■ **TASK REQUIREMENTS**:
Every line of the material is to be quoted verbatim, minus the pictures.

■ **RECORDS FOR PROCESSING**:
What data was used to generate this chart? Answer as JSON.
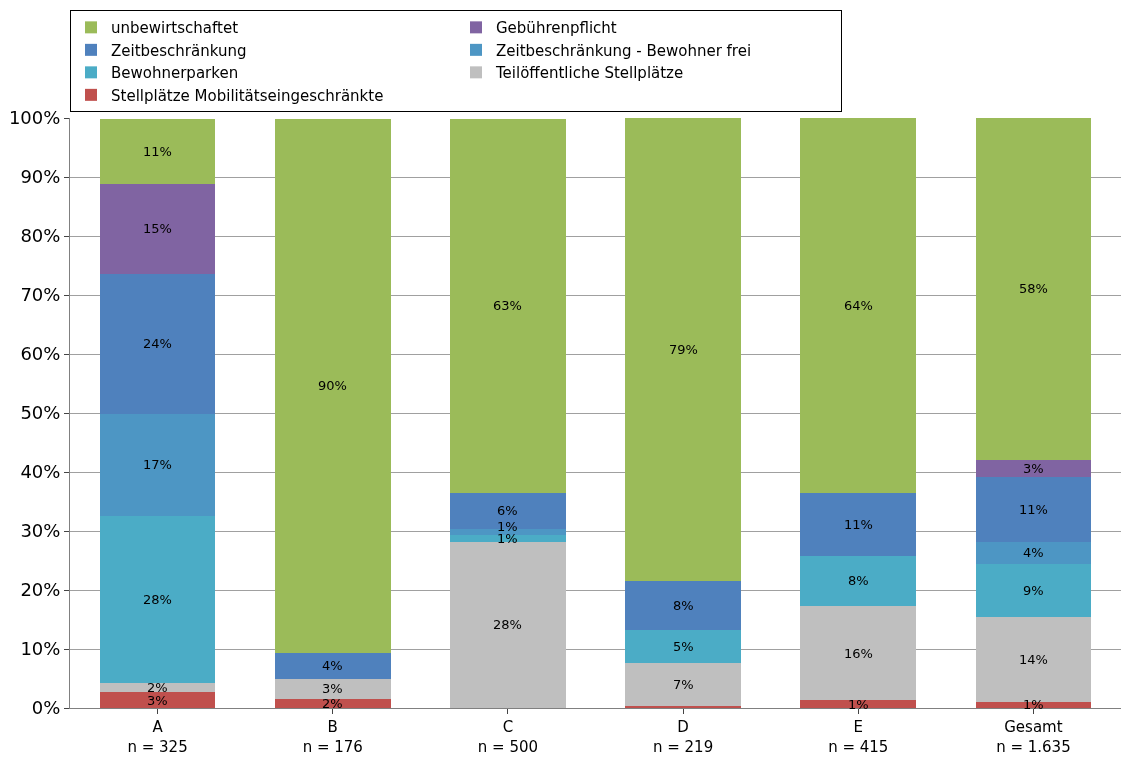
{
  "chart_data": {
    "type": "bar",
    "stacked": true,
    "categories": [
      "A\nn = 325",
      "B\nn = 176",
      "C\nn = 500",
      "D\nn = 219",
      "E\nn = 415",
      "Gesamt\nn = 1.635"
    ],
    "series": [
      {
        "name": "Stellplätze Mobilitätseingeschränkte",
        "color": "#c0504d",
        "values": [
          2.7,
          1.6,
          null,
          0.4,
          1.3,
          1.1
        ],
        "value_labels": [
          "3%",
          "2%",
          null,
          null,
          "1%",
          "1%"
        ]
      },
      {
        "name": "Teilöffentliche Stellplätze",
        "color": "#bfbfbf",
        "values": [
          1.6,
          3.4,
          28.2,
          7.3,
          16.0,
          14.3
        ],
        "value_labels": [
          "2%",
          "3%",
          "28%",
          "7%",
          "16%",
          "14%"
        ]
      },
      {
        "name": "Bewohnerparken",
        "color": "#4bacc6",
        "values": [
          28.3,
          null,
          1.2,
          5.5,
          8.5,
          9.0
        ],
        "value_labels": [
          "28%",
          null,
          "1%",
          "5%",
          "8%",
          "9%"
        ]
      },
      {
        "name": "Zeitbeschränkung - Bewohner frei",
        "color": "#4d96c4",
        "values": [
          17.3,
          null,
          1.0,
          null,
          null,
          3.8
        ],
        "value_labels": [
          "17%",
          null,
          "1%",
          null,
          null,
          "4%"
        ]
      },
      {
        "name": "Zeitbeschränkung",
        "color": "#4f81bd",
        "values": [
          23.7,
          4.4,
          6.1,
          8.3,
          10.6,
          10.9
        ],
        "value_labels": [
          "24%",
          "4%",
          "6%",
          "8%",
          "11%",
          "11%"
        ]
      },
      {
        "name": "Gebührenpflicht",
        "color": "#8064a2",
        "values": [
          15.2,
          null,
          null,
          null,
          null,
          3.0
        ],
        "value_labels": [
          "15%",
          null,
          null,
          null,
          null,
          "3%"
        ]
      },
      {
        "name": "unbewirtschaftet",
        "color": "#9bbb59",
        "values": [
          11.1,
          90.4,
          63.4,
          78.5,
          63.6,
          57.9
        ],
        "value_labels": [
          "11%",
          "90%",
          "63%",
          "79%",
          "64%",
          "58%"
        ]
      }
    ],
    "ylim": [
      0,
      100
    ],
    "yticks": [
      {
        "value": 0,
        "label": "0%"
      },
      {
        "value": 10,
        "label": "10%"
      },
      {
        "value": 20,
        "label": "20%"
      },
      {
        "value": 30,
        "label": "30%"
      },
      {
        "value": 40,
        "label": "40%"
      },
      {
        "value": 50,
        "label": "50%"
      },
      {
        "value": 60,
        "label": "60%"
      },
      {
        "value": 70,
        "label": "70%"
      },
      {
        "value": 80,
        "label": "80%"
      },
      {
        "value": 90,
        "label": "90%"
      },
      {
        "value": 100,
        "label": "100%"
      }
    ],
    "grid": "y",
    "legend": "top"
  }
}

■ **REPLY TO THE TASK**:
What data was used to generate this chart? Answer as JSON.
{
  "chart_data": {
    "type": "bar",
    "stacked": true,
    "categories": [
      "A\nn = 325",
      "B\nn = 176",
      "C\nn = 500",
      "D\nn = 219",
      "E\nn = 415",
      "Gesamt\nn = 1.635"
    ],
    "series": [
      {
        "name": "Stellplätze Mobilitätseingeschränkte",
        "color": "#c0504d",
        "values": [
          2.7,
          1.6,
          null,
          0.4,
          1.3,
          1.1
        ],
        "value_labels": [
          "3%",
          "2%",
          null,
          null,
          "1%",
          "1%"
        ]
      },
      {
        "name": "Teilöffentliche Stellplätze",
        "color": "#bfbfbf",
        "values": [
          1.6,
          3.4,
          28.2,
          7.3,
          16.0,
          14.3
        ],
        "value_labels": [
          "2%",
          "3%",
          "28%",
          "7%",
          "16%",
          "14%"
        ]
      },
      {
        "name": "Bewohnerparken",
        "color": "#4bacc6",
        "values": [
          28.3,
          null,
          1.2,
          5.5,
          8.5,
          9.0
        ],
        "value_labels": [
          "28%",
          null,
          "1%",
          "5%",
          "8%",
          "9%"
        ]
      },
      {
        "name": "Zeitbeschränkung - Bewohner frei",
        "color": "#4d96c4",
        "values": [
          17.3,
          null,
          1.0,
          null,
          null,
          3.8
        ],
        "value_labels": [
          "17%",
          null,
          "1%",
          null,
          null,
          "4%"
        ]
      },
      {
        "name": "Zeitbeschränkung",
        "color": "#4f81bd",
        "values": [
          23.7,
          4.4,
          6.1,
          8.3,
          10.6,
          10.9
        ],
        "value_labels": [
          "24%",
          "4%",
          "6%",
          "8%",
          "11%",
          "11%"
        ]
      },
      {
        "name": "Gebührenpflicht",
        "color": "#8064a2",
        "values": [
          15.2,
          null,
          null,
          null,
          null,
          3.0
        ],
        "value_labels": [
          "15%",
          null,
          null,
          null,
          null,
          "3%"
        ]
      },
      {
        "name": "unbewirtschaftet",
        "color": "#9bbb59",
        "values": [
          11.1,
          90.4,
          63.4,
          78.5,
          63.6,
          57.9
        ],
        "value_labels": [
          "11%",
          "90%",
          "63%",
          "79%",
          "64%",
          "58%"
        ]
      }
    ],
    "ylim": [
      0,
      100
    ],
    "yticks": [
      {
        "value": 0,
        "label": "0%"
      },
      {
        "value": 10,
        "label": "10%"
      },
      {
        "value": 20,
        "label": "20%"
      },
      {
        "value": 30,
        "label": "30%"
      },
      {
        "value": 40,
        "label": "40%"
      },
      {
        "value": 50,
        "label": "50%"
      },
      {
        "value": 60,
        "label": "60%"
      },
      {
        "value": 70,
        "label": "70%"
      },
      {
        "value": 80,
        "label": "80%"
      },
      {
        "value": 90,
        "label": "90%"
      },
      {
        "value": 100,
        "label": "100%"
      }
    ],
    "grid": "y",
    "legend": "top"
  }
}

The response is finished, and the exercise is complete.